+++ Data supplied
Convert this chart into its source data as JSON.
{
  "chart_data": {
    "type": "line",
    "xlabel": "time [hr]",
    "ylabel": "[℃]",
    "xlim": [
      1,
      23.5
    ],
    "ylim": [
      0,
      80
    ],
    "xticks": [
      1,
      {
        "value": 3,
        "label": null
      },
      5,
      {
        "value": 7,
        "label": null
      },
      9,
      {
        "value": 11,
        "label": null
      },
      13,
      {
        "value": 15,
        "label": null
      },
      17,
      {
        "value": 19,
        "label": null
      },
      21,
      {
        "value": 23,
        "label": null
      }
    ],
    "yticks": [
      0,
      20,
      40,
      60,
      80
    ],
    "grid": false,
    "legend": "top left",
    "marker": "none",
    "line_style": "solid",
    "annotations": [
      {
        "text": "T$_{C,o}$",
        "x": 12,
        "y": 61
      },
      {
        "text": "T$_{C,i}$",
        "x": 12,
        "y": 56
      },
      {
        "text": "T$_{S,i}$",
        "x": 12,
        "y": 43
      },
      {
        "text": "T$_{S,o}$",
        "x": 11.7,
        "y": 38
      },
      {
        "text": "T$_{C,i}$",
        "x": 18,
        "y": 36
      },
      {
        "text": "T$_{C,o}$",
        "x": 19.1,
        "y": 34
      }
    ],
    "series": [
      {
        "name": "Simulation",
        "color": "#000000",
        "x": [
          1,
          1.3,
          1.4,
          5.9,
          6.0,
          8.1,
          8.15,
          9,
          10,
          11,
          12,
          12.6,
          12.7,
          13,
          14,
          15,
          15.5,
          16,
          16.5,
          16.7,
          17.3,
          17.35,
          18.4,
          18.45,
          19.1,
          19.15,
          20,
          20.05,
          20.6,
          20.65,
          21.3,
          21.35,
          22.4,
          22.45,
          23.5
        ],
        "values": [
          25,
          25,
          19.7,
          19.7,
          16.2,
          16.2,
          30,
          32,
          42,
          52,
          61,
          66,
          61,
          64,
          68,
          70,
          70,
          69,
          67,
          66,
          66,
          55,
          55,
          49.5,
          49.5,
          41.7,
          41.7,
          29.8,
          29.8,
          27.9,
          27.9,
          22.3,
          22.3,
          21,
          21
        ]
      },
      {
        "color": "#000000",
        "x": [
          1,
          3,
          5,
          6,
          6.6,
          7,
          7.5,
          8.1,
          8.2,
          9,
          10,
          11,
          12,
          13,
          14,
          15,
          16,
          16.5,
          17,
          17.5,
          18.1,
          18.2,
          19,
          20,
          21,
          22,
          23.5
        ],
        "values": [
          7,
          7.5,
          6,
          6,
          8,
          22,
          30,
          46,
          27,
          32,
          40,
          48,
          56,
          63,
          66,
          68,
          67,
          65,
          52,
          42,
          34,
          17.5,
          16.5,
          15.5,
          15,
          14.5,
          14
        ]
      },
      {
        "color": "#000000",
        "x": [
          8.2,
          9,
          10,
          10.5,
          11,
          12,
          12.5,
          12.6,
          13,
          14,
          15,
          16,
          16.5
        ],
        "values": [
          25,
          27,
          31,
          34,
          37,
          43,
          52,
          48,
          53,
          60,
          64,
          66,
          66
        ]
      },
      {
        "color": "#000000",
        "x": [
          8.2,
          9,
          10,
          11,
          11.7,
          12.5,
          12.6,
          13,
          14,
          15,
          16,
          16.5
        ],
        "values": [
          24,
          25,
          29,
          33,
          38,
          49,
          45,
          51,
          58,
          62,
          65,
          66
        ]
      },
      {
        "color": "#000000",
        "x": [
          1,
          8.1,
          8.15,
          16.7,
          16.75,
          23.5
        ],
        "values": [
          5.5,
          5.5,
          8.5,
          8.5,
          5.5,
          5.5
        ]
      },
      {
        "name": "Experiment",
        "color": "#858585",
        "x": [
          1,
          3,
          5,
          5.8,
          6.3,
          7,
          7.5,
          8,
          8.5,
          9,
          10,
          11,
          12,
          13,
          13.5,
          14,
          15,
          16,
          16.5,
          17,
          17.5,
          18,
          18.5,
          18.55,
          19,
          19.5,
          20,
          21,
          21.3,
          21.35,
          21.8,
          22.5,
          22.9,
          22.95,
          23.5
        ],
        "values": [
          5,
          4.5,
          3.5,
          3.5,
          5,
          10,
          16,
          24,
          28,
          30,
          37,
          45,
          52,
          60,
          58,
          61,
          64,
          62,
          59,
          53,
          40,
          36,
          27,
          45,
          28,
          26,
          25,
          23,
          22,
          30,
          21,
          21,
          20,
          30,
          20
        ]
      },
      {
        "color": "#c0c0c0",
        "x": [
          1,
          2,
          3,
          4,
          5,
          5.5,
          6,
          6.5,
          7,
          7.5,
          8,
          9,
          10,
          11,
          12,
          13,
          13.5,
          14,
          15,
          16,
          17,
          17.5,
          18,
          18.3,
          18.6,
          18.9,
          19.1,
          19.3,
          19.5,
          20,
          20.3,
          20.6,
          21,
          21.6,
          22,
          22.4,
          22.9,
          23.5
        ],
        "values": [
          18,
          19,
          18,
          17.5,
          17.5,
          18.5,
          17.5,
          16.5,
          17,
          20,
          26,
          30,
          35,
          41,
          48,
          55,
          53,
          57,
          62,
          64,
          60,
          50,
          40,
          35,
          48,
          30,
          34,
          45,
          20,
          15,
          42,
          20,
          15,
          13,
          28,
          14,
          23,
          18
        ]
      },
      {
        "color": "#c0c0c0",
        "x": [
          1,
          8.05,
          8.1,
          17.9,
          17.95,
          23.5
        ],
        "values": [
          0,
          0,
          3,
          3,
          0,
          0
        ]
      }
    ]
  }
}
++++++
- [Problem to work on]
Extract all the entries word for word.

- [Written solution]
Convert this chart into its source data as JSON.
{
  "chart_data": {
    "type": "line",
    "xlabel": "time [hr]",
    "ylabel": "[℃]",
    "xlim": [
      1,
      23.5
    ],
    "ylim": [
      0,
      80
    ],
    "xticks": [
      1,
      {
        "value": 3,
        "label": null
      },
      5,
      {
        "value": 7,
        "label": null
      },
      9,
      {
        "value": 11,
        "label": null
      },
      13,
      {
        "value": 15,
        "label": null
      },
      17,
      {
        "value": 19,
        "label": null
      },
      21,
      {
        "value": 23,
        "label": null
      }
    ],
    "yticks": [
      0,
      20,
      40,
      60,
      80
    ],
    "grid": false,
    "legend": "top left",
    "marker": "none",
    "line_style": "solid",
    "annotations": [
      {
        "text": "T$_{C,o}$",
        "x": 12,
        "y": 61
      },
      {
        "text": "T$_{C,i}$",
        "x": 12,
        "y": 56
      },
      {
        "text": "T$_{S,i}$",
        "x": 12,
        "y": 43
      },
      {
        "text": "T$_{S,o}$",
        "x": 11.7,
        "y": 38
      },
      {
        "text": "T$_{C,i}$",
        "x": 18,
        "y": 36
      },
      {
        "text": "T$_{C,o}$",
        "x": 19.1,
        "y": 34
      }
    ],
    "series": [
      {
        "name": "Simulation",
        "color": "#000000",
        "x": [
          1,
          1.3,
          1.4,
          5.9,
          6.0,
          8.1,
          8.15,
          9,
          10,
          11,
          12,
          12.6,
          12.7,
          13,
          14,
          15,
          15.5,
          16,
          16.5,
          16.7,
          17.3,
          17.35,
          18.4,
          18.45,
          19.1,
          19.15,
          20,
          20.05,
          20.6,
          20.65,
          21.3,
          21.35,
          22.4,
          22.45,
          23.5
        ],
        "values": [
          25,
          25,
          19.7,
          19.7,
          16.2,
          16.2,
          30,
          32,
          42,
          52,
          61,
          66,
          61,
          64,
          68,
          70,
          70,
          69,
          67,
          66,
          66,
          55,
          55,
          49.5,
          49.5,
          41.7,
          41.7,
          29.8,
          29.8,
          27.9,
          27.9,
          22.3,
          22.3,
          21,
          21
        ]
      },
      {
        "color": "#000000",
        "x": [
          1,
          3,
          5,
          6,
          6.6,
          7,
          7.5,
          8.1,
          8.2,
          9,
          10,
          11,
          12,
          13,
          14,
          15,
          16,
          16.5,
          17,
          17.5,
          18.1,
          18.2,
          19,
          20,
          21,
          22,
          23.5
        ],
        "values": [
          7,
          7.5,
          6,
          6,
          8,
          22,
          30,
          46,
          27,
          32,
          40,
          48,
          56,
          63,
          66,
          68,
          67,
          65,
          52,
          42,
          34,
          17.5,
          16.5,
          15.5,
          15,
          14.5,
          14
        ]
      },
      {
        "color": "#000000",
        "x": [
          8.2,
          9,
          10,
          10.5,
          11,
          12,
          12.5,
          12.6,
          13,
          14,
          15,
          16,
          16.5
        ],
        "values": [
          25,
          27,
          31,
          34,
          37,
          43,
          52,
          48,
          53,
          60,
          64,
          66,
          66
        ]
      },
      {
        "color": "#000000",
        "x": [
          8.2,
          9,
          10,
          11,
          11.7,
          12.5,
          12.6,
          13,
          14,
          15,
          16,
          16.5
        ],
        "values": [
          24,
          25,
          29,
          33,
          38,
          49,
          45,
          51,
          58,
          62,
          65,
          66
        ]
      },
      {
        "color": "#000000",
        "x": [
          1,
          8.1,
          8.15,
          16.7,
          16.75,
          23.5
        ],
        "values": [
          5.5,
          5.5,
          8.5,
          8.5,
          5.5,
          5.5
        ]
      },
      {
        "name": "Experiment",
        "color": "#858585",
        "x": [
          1,
          3,
          5,
          5.8,
          6.3,
          7,
          7.5,
          8,
          8.5,
          9,
          10,
          11,
          12,
          13,
          13.5,
          14,
          15,
          16,
          16.5,
          17,
          17.5,
          18,
          18.5,
          18.55,
          19,
          19.5,
          20,
          21,
          21.3,
          21.35,
          21.8,
          22.5,
          22.9,
          22.95,
          23.5
        ],
        "values": [
          5,
          4.5,
          3.5,
          3.5,
          5,
          10,
          16,
          24,
          28,
          30,
          37,
          45,
          52,
          60,
          58,
          61,
          64,
          62,
          59,
          53,
          40,
          36,
          27,
          45,
          28,
          26,
          25,
          23,
          22,
          30,
          21,
          21,
          20,
          30,
          20
        ]
      },
      {
        "color": "#c0c0c0",
        "x": [
          1,
          2,
          3,
          4,
          5,
          5.5,
          6,
          6.5,
          7,
          7.5,
          8,
          9,
          10,
          11,
          12,
          13,
          13.5,
          14,
          15,
          16,
          17,
          17.5,
          18,
          18.3,
          18.6,
          18.9,
          19.1,
          19.3,
          19.5,
          20,
          20.3,
          20.6,
          21,
          21.6,
          22,
          22.4,
          22.9,
          23.5
        ],
        "values": [
          18,
          19,
          18,
          17.5,
          17.5,
          18.5,
          17.5,
          16.5,
          17,
          20,
          26,
          30,
          35,
          41,
          48,
          55,
          53,
          57,
          62,
          64,
          60,
          50,
          40,
          35,
          48,
          30,
          34,
          45,
          20,
          15,
          42,
          20,
          15,
          13,
          28,
          14,
          23,
          18
        ]
      },
      {
        "color": "#c0c0c0",
        "x": [
          1,
          8.05,
          8.1,
          17.9,
          17.95,
          23.5
        ],
        "values": [
          0,
          0,
          3,
          3,
          0,
          0
        ]
      }
    ]
  }
}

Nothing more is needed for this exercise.